[Begin Passage]

Despite knowing there is video evidence of said dancing, I am happy it happened. I feel somewhat less self conscious and more confident that dancing does not have to be a mental choice for me anymore, but a physical reaction to the environment. Dancing can be a reaction to the love and connectedness of myself with others, the evening, the universe, the joy deep within me for others and maybe even myself. 


Plus, I checked off a bucket list item I didn't even know I had. I danced with a hedgehog. 10/10 would recommend. 

Monday, November 2, 2015

Meters

There was a period of time where my cousin Amber and I spent hours playing The Sims. We used the early 2000's internet to find cheat codes unlocking unlimited cash and all the accessories. We'd design and build house so grand and elaborate MTV's Cribs episodes hardly compared. I mean, we had unlimited money, and in early adolescence, unlimited time.

We learned the characters language, ran their lives, and soon lead them to having children, earning promotions and gaining new and rather useless talents. We coordinated their sleep, their food intake and their time spent socializing, building self esteem, and even the potty breaks. (I have an almost four year old, and I use the word potty. Deal.)  What we needed to do next for these characters depended on the status of their meters. The graphics showed us exactly how much we could accomplish in these characters lives before initiating their next sleep cycle or hosting the next big shindig.

[End Passage]
[Begin Excerpted records]

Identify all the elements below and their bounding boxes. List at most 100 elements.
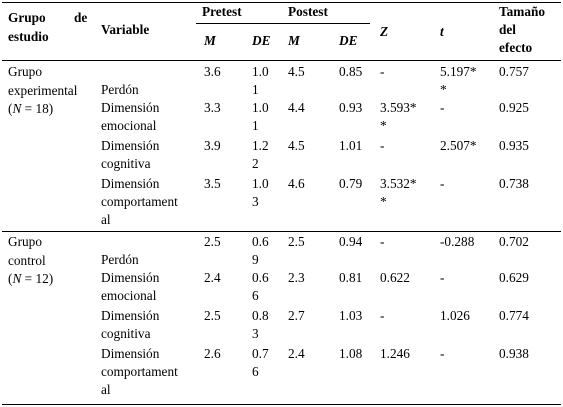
pretest-m: 2.4 — [204, 270, 221, 285]
variable-label-line3: al — [101, 212, 111, 227]
header-efecto-line2: del — [499, 22, 516, 37]
header-variable: Variable — [101, 22, 150, 37]
t-value: 2.507* — [440, 138, 477, 153]
header-z: Z — [380, 24, 389, 39]
pretest-de: 0.6 — [252, 270, 269, 285]
effect-size: 0.629 — [499, 270, 529, 285]
pretest-de-wrap: 2 — [252, 156, 259, 171]
postest-de: 0.93 — [339, 100, 363, 115]
variable-label-line2: comportament — [101, 194, 178, 209]
pretest-de: 1.0 — [252, 176, 269, 191]
postest-m: 4.5 — [288, 138, 305, 153]
pretest-m: 3.9 — [204, 138, 221, 153]
z-value: - — [380, 64, 385, 79]
header-post-de: DE — [339, 33, 358, 48]
header-postest: Postest — [288, 4, 328, 19]
header-t: t — [440, 24, 444, 39]
t-value: 5.197* — [440, 64, 477, 79]
pretest-de-wrap: 1 — [252, 118, 259, 133]
pretest-de: 1.0 — [252, 100, 269, 115]
postest-m: 2.4 — [288, 346, 305, 361]
effect-size: 0.925 — [499, 100, 529, 115]
variable-label: Dimensión — [101, 346, 160, 361]
group-name-line1: Grupo — [8, 234, 42, 249]
group-name-line2: experimental — [8, 83, 78, 98]
t-value-wrap: * — [440, 82, 447, 97]
pretest-de-wrap: 9 — [252, 252, 259, 267]
group-n: (N = 12) — [8, 271, 54, 286]
pretest-de: 1.2 — [252, 138, 269, 153]
variable-label-line2: emocional — [101, 118, 157, 133]
postest-m: 2.3 — [288, 270, 305, 285]
effect-size: 0.938 — [499, 346, 529, 361]
postest-de: 1.08 — [339, 346, 363, 361]
group-separator-rule — [2, 231, 561, 232]
postest-de: 0.85 — [339, 64, 363, 79]
header-grupo-line1: Grupo — [8, 10, 46, 25]
z-value: 0.622 — [380, 270, 410, 285]
table-top-rule — [2, 2, 561, 3]
z-value: - — [380, 234, 385, 249]
header-grupo-de: de — [74, 10, 88, 25]
pretest-m: 3.5 — [204, 176, 221, 191]
variable-label-line2: emocional — [101, 288, 157, 303]
pretest-de-wrap: 1 — [252, 82, 259, 97]
postest-de: 0.81 — [339, 270, 363, 285]
group-n: (N = 18) — [8, 101, 54, 116]
postest-m: 2.5 — [288, 234, 305, 249]
z-value: 3.532* — [380, 176, 417, 191]
pretest-de-wrap: 3 — [252, 194, 259, 209]
postest-de: 1.03 — [339, 308, 363, 323]
postest-m: 4.6 — [288, 176, 305, 191]
postest-de: 0.94 — [339, 234, 363, 249]
z-value: 1.246 — [380, 346, 410, 361]
variable-label-line2: comportament — [101, 364, 178, 379]
pretest-de: 0.8 — [252, 308, 269, 323]
group-name-line2: control — [8, 253, 46, 268]
pretest-postest-underline — [196, 23, 370, 24]
z-value: - — [380, 138, 385, 153]
pretest-m: 3.3 — [204, 100, 221, 115]
variable-label: Dimensión — [101, 270, 160, 285]
header-pre-de: DE — [252, 33, 271, 48]
header-efecto-line3: efecto — [499, 40, 533, 55]
postest-de: 0.79 — [339, 176, 363, 191]
t-value: - — [440, 176, 445, 191]
variable-label-line3: al — [101, 382, 111, 397]
pretest-de-wrap: 3 — [252, 326, 259, 341]
variable-label-line2: cognitiva — [101, 326, 151, 341]
effect-size: 0.757 — [499, 64, 529, 79]
header-pre-m: M — [204, 33, 216, 48]
variable-label: Dimensión — [101, 176, 160, 191]
t-value: - — [440, 346, 445, 361]
t-value: 1.026 — [440, 308, 470, 323]
effect-size: 0.935 — [499, 138, 529, 153]
pretest-m: 3.6 — [204, 64, 221, 79]
header-bottom-rule — [2, 60, 561, 61]
effect-size: 0.738 — [499, 176, 529, 191]
t-value: -0.288 — [440, 234, 475, 249]
t-value: - — [440, 270, 445, 285]
header-efecto-line1: Tamaño — [499, 4, 546, 19]
pretest-m: 2.5 — [204, 308, 221, 323]
group-name-line1: Grupo — [8, 64, 42, 79]
t-value: - — [440, 100, 445, 115]
z-value: - — [380, 308, 385, 323]
pretest-de: 0.6 — [252, 234, 269, 249]
variable-label-line2: cognitiva — [101, 156, 151, 171]
postest-m: 4.5 — [288, 64, 305, 79]
variable-label: Dimensión — [101, 308, 160, 323]
pretest-m: 2.5 — [204, 234, 221, 249]
pretest-de: 1.0 — [252, 64, 269, 79]
z-value-wrap: * — [380, 118, 387, 133]
postest-m: 2.7 — [288, 308, 305, 323]
header-post-m: M — [288, 33, 300, 48]
effect-size: 0.774 — [499, 308, 529, 323]
header-grupo-line2: estudio — [8, 29, 49, 44]
table-bottom-rule — [2, 404, 561, 405]
postest-de: 1.01 — [339, 138, 363, 153]
variable-label: Perdón — [101, 252, 139, 267]
pretest-m: 2.6 — [204, 346, 221, 361]
variable-label: Perdón — [101, 82, 139, 97]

[End Excerpted records]

# What the task requires
Answer from the blog post:
1. What animal does the writer say they danced with?
2. Who did the writer spend hours playing The Sims with?
3. What did the players use the early 2000's internet to find?
The material above was taken from a separate source.

# Answer to this task
1. A hedgehog.
2. The writer's cousin Amber.
3. Cheat codes that unlocked unlimited cash and all the accessories.